Begin Data provided
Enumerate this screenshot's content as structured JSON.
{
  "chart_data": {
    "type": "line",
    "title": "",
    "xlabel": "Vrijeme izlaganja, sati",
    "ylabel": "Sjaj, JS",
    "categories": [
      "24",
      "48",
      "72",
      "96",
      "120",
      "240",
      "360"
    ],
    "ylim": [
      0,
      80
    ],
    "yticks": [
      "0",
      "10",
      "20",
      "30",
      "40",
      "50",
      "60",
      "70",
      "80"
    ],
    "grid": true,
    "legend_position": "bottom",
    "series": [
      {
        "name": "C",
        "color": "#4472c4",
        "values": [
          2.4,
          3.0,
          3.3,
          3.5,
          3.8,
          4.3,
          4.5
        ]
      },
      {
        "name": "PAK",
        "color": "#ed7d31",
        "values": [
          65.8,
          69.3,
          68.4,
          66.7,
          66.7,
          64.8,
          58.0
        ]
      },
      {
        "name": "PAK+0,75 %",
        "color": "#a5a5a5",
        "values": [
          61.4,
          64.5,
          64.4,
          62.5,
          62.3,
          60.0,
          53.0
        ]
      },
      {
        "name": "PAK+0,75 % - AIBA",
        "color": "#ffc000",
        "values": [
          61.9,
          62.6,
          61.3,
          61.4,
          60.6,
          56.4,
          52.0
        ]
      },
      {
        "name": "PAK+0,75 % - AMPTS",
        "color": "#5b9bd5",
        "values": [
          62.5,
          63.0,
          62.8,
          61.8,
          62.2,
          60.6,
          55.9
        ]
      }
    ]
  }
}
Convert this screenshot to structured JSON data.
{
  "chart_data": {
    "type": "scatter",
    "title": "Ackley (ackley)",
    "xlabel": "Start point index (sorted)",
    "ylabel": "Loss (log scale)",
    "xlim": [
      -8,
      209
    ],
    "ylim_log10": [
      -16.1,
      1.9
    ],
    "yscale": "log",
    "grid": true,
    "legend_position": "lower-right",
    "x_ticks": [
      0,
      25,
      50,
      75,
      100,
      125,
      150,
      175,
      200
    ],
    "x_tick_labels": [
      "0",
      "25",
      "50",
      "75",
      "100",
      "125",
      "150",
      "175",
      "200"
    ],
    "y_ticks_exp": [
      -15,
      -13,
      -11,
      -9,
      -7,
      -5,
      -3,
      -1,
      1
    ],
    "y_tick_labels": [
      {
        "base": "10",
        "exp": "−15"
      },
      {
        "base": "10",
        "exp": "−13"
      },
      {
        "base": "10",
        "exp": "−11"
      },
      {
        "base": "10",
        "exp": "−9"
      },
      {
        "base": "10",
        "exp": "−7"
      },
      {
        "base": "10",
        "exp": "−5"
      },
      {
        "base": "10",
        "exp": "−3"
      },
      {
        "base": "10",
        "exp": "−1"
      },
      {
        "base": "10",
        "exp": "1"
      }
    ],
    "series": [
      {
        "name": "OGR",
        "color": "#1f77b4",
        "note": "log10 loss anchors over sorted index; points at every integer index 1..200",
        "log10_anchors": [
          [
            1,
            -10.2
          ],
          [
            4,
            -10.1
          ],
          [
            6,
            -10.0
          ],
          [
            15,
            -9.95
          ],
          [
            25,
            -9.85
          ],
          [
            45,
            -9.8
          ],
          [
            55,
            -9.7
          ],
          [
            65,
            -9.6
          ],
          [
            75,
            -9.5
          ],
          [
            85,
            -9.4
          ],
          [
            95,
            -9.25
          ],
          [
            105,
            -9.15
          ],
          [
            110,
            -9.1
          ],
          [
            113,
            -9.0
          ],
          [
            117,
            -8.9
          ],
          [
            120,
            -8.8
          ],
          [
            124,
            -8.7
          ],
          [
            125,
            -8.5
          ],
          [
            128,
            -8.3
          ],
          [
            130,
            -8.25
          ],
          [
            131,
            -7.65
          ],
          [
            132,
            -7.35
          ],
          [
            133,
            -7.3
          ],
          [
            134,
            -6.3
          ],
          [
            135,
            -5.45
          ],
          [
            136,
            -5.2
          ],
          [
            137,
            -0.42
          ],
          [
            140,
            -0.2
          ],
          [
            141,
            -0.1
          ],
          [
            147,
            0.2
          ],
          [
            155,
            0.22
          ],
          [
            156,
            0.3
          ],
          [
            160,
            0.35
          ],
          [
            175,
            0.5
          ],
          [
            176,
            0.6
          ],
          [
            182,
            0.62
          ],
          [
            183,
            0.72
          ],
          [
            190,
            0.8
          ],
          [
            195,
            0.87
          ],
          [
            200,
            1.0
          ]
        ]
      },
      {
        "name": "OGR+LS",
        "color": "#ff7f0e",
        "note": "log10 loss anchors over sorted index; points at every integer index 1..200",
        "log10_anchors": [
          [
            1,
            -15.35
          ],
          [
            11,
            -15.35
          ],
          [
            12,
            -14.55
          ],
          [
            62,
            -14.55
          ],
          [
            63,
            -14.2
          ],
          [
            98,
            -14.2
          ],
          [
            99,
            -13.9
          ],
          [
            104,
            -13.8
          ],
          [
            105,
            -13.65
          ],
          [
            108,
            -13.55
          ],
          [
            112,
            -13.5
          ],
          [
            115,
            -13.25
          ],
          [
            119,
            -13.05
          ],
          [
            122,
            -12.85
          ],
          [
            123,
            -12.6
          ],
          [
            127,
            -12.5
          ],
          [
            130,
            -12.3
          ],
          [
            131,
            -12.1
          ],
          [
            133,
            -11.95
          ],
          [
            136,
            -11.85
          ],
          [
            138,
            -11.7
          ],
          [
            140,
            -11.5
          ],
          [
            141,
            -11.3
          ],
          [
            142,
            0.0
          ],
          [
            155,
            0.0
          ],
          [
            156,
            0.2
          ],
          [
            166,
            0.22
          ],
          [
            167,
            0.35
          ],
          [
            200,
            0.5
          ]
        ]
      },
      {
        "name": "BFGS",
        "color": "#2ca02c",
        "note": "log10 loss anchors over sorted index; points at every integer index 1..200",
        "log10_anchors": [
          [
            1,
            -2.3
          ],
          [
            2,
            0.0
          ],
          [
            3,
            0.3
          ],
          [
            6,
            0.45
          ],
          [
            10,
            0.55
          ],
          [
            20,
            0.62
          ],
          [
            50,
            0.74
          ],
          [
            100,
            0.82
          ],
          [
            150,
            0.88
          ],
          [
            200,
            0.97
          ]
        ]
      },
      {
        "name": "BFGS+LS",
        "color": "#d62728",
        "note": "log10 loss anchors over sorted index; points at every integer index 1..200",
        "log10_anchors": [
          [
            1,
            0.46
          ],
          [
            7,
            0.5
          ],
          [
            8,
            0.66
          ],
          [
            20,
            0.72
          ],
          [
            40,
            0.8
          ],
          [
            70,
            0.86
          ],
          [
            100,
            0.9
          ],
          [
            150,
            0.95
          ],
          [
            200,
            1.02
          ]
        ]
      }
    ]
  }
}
End Data provided
# Exercise task:
Each line of the material should be duplicated exactly, please.

# Correct output:
Enumerate this screenshot's content as structured JSON.
{
  "chart_data": {
    "type": "line",
    "title": "",
    "xlabel": "Vrijeme izlaganja, sati",
    "ylabel": "Sjaj, JS",
    "categories": [
      "24",
      "48",
      "72",
      "96",
      "120",
      "240",
      "360"
    ],
    "ylim": [
      0,
      80
    ],
    "yticks": [
      "0",
      "10",
      "20",
      "30",
      "40",
      "50",
      "60",
      "70",
      "80"
    ],
    "grid": true,
    "legend_position": "bottom",
    "series": [
      {
        "name": "C",
        "color": "#4472c4",
        "values": [
          2.4,
          3.0,
          3.3,
          3.5,
          3.8,
          4.3,
          4.5
        ]
      },
      {
        "name": "PAK",
        "color": "#ed7d31",
        "values": [
          65.8,
          69.3,
          68.4,
          66.7,
          66.7,
          64.8,
          58.0
        ]
      },
      {
        "name": "PAK+0,75 %",
        "color": "#a5a5a5",
        "values": [
          61.4,
          64.5,
          64.4,
          62.5,
          62.3,
          60.0,
          53.0
        ]
      },
      {
        "name": "PAK+0,75 % - AIBA",
        "color": "#ffc000",
        "values": [
          61.9,
          62.6,
          61.3,
          61.4,
          60.6,
          56.4,
          52.0
        ]
      },
      {
        "name": "PAK+0,75 % - AMPTS",
        "color": "#5b9bd5",
        "values": [
          62.5,
          63.0,
          62.8,
          61.8,
          62.2,
          60.6,
          55.9
        ]
      }
    ]
  }
}
Convert this screenshot to structured JSON data.
{
  "chart_data": {
    "type": "scatter",
    "title": "Ackley (ackley)",
    "xlabel": "Start point index (sorted)",
    "ylabel": "Loss (log scale)",
    "xlim": [
      -8,
      209
    ],
    "ylim_log10": [
      -16.1,
      1.9
    ],
    "yscale": "log",
    "grid": true,
    "legend_position": "lower-right",
    "x_ticks": [
      0,
      25,
      50,
      75,
      100,
      125,
      150,
      175,
      200
    ],
    "x_tick_labels": [
      "0",
      "25",
      "50",
      "75",
      "100",
      "125",
      "150",
      "175",
      "200"
    ],
    "y_ticks_exp": [
      -15,
      -13,
      -11,
      -9,
      -7,
      -5,
      -3,
      -1,
      1
    ],
    "y_tick_labels": [
      {
        "base": "10",
        "exp": "−15"
      },
      {
        "base": "10",
        "exp": "−13"
      },
      {
        "base": "10",
        "exp": "−11"
      },
      {
        "base": "10",
        "exp": "−9"
      },
      {
        "base": "10",
        "exp": "−7"
      },
      {
        "base": "10",
        "exp": "−5"
      },
      {
        "base": "10",
        "exp": "−3"
      },
      {
        "base": "10",
        "exp": "−1"
      },
      {
        "base": "10",
        "exp": "1"
      }
    ],
    "series": [
      {
        "name": "OGR",
        "color": "#1f77b4",
        "note": "log10 loss anchors over sorted index; points at every integer index 1..200",
        "log10_anchors": [
          [
            1,
            -10.2
          ],
          [
            4,
            -10.1
          ],
          [
            6,
            -10.0
          ],
          [
            15,
            -9.95
          ],
          [
            25,
            -9.85
          ],
          [
            45,
            -9.8
          ],
          [
            55,
            -9.7
          ],
          [
            65,
            -9.6
          ],
          [
            75,
            -9.5
          ],
          [
            85,
            -9.4
          ],
          [
            95,
            -9.25
          ],
          [
            105,
            -9.15
          ],
          [
            110,
            -9.1
          ],
          [
            113,
            -9.0
          ],
          [
            117,
            -8.9
          ],
          [
            120,
            -8.8
          ],
          [
            124,
            -8.7
          ],
          [
            125,
            -8.5
          ],
          [
            128,
            -8.3
          ],
          [
            130,
            -8.25
          ],
          [
            131,
            -7.65
          ],
          [
            132,
            -7.35
          ],
          [
            133,
            -7.3
          ],
          [
            134,
            -6.3
          ],
          [
            135,
            -5.45
          ],
          [
            136,
            -5.2
          ],
          [
            137,
            -0.42
          ],
          [
            140,
            -0.2
          ],
          [
            141,
            -0.1
          ],
          [
            147,
            0.2
          ],
          [
            155,
            0.22
          ],
          [
            156,
            0.3
          ],
          [
            160,
            0.35
          ],
          [
            175,
            0.5
          ],
          [
            176,
            0.6
          ],
          [
            182,
            0.62
          ],
          [
            183,
            0.72
          ],
          [
            190,
            0.8
          ],
          [
            195,
            0.87
          ],
          [
            200,
            1.0
          ]
        ]
      },
      {
        "name": "OGR+LS",
        "color": "#ff7f0e",
        "note": "log10 loss anchors over sorted index; points at every integer index 1..200",
        "log10_anchors": [
          [
            1,
            -15.35
          ],
          [
            11,
            -15.35
          ],
          [
            12,
            -14.55
          ],
          [
            62,
            -14.55
          ],
          [
            63,
            -14.2
          ],
          [
            98,
            -14.2
          ],
          [
            99,
            -13.9
          ],
          [
            104,
            -13.8
          ],
          [
            105,
            -13.65
          ],
          [
            108,
            -13.55
          ],
          [
            112,
            -13.5
          ],
          [
            115,
            -13.25
          ],
          [
            119,
            -13.05
          ],
          [
            122,
            -12.85
          ],
          [
            123,
            -12.6
          ],
          [
            127,
            -12.5
          ],
          [
            130,
            -12.3
          ],
          [
            131,
            -12.1
          ],
          [
            133,
            -11.95
          ],
          [
            136,
            -11.85
          ],
          [
            138,
            -11.7
          ],
          [
            140,
            -11.5
          ],
          [
            141,
            -11.3
          ],
          [
            142,
            0.0
          ],
          [
            155,
            0.0
          ],
          [
            156,
            0.2
          ],
          [
            166,
            0.22
          ],
          [
            167,
            0.35
          ],
          [
            200,
            0.5
          ]
        ]
      },
      {
        "name": "BFGS",
        "color": "#2ca02c",
        "note": "log10 loss anchors over sorted index; points at every integer index 1..200",
        "log10_anchors": [
          [
            1,
            -2.3
          ],
          [
            2,
            0.0
          ],
          [
            3,
            0.3
          ],
          [
            6,
            0.45
          ],
          [
            10,
            0.55
          ],
          [
            20,
            0.62
          ],
          [
            50,
            0.74
          ],
          [
            100,
            0.82
          ],
          [
            150,
            0.88
          ],
          [
            200,
            0.97
          ]
        ]
      },
      {
        "name": "BFGS+LS",
        "color": "#d62728",
        "note": "log10 loss anchors over sorted index; points at every integer index 1..200",
        "log10_anchors": [
          [
            1,
            0.46
          ],
          [
            7,
            0.5
          ],
          [
            8,
            0.66
          ],
          [
            20,
            0.72
          ],
          [
            40,
            0.8
          ],
          [
            70,
            0.86
          ],
          [
            100,
            0.9
          ],
          [
            150,
            0.95
          ],
          [
            200,
            1.02
          ]
        ]
      }
    ]
  }
}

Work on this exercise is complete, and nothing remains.